Exercise goal: Search the material below for the word "locations" and copy every line in which it occurs.

+---+

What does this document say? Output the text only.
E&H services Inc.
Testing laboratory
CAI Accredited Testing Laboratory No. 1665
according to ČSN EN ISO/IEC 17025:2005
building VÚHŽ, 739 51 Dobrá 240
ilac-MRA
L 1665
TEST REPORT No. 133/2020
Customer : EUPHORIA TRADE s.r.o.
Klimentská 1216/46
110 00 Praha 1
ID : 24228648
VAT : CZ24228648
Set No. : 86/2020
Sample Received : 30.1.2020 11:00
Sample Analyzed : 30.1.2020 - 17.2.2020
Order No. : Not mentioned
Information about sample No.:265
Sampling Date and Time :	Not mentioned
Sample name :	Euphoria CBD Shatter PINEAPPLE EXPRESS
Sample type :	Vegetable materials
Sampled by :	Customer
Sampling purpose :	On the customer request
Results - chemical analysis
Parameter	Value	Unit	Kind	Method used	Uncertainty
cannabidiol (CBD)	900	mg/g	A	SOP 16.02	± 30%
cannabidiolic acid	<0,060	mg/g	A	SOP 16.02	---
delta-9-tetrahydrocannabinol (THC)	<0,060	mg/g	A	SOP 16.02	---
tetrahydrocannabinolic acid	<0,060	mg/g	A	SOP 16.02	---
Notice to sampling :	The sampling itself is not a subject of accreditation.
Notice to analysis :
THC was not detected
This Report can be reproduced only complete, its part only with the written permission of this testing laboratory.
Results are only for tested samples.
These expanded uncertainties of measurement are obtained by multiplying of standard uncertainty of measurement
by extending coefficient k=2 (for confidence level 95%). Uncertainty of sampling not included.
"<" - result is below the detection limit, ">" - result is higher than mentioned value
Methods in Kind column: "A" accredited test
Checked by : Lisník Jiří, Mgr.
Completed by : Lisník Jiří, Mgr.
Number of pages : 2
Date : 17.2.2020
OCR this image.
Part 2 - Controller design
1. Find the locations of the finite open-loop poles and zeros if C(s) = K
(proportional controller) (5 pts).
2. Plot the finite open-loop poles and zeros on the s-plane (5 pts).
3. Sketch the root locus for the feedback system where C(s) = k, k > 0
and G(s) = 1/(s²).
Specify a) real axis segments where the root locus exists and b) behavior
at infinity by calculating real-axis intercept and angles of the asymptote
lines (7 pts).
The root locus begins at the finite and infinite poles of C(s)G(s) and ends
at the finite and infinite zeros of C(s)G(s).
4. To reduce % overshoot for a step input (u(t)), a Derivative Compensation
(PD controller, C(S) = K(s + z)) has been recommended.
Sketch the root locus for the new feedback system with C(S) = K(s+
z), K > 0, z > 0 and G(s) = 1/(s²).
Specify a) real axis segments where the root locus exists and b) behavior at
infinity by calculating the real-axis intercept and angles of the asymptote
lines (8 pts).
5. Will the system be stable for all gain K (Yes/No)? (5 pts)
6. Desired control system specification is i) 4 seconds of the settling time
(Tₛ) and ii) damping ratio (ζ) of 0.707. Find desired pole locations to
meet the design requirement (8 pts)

+---+

Problem solution:
1. Find the locations of the finite open-loop poles and zeros if C(s) = K
(Tₛ) and ii) damping ratio (ζ) of 0.707. Find desired pole locations to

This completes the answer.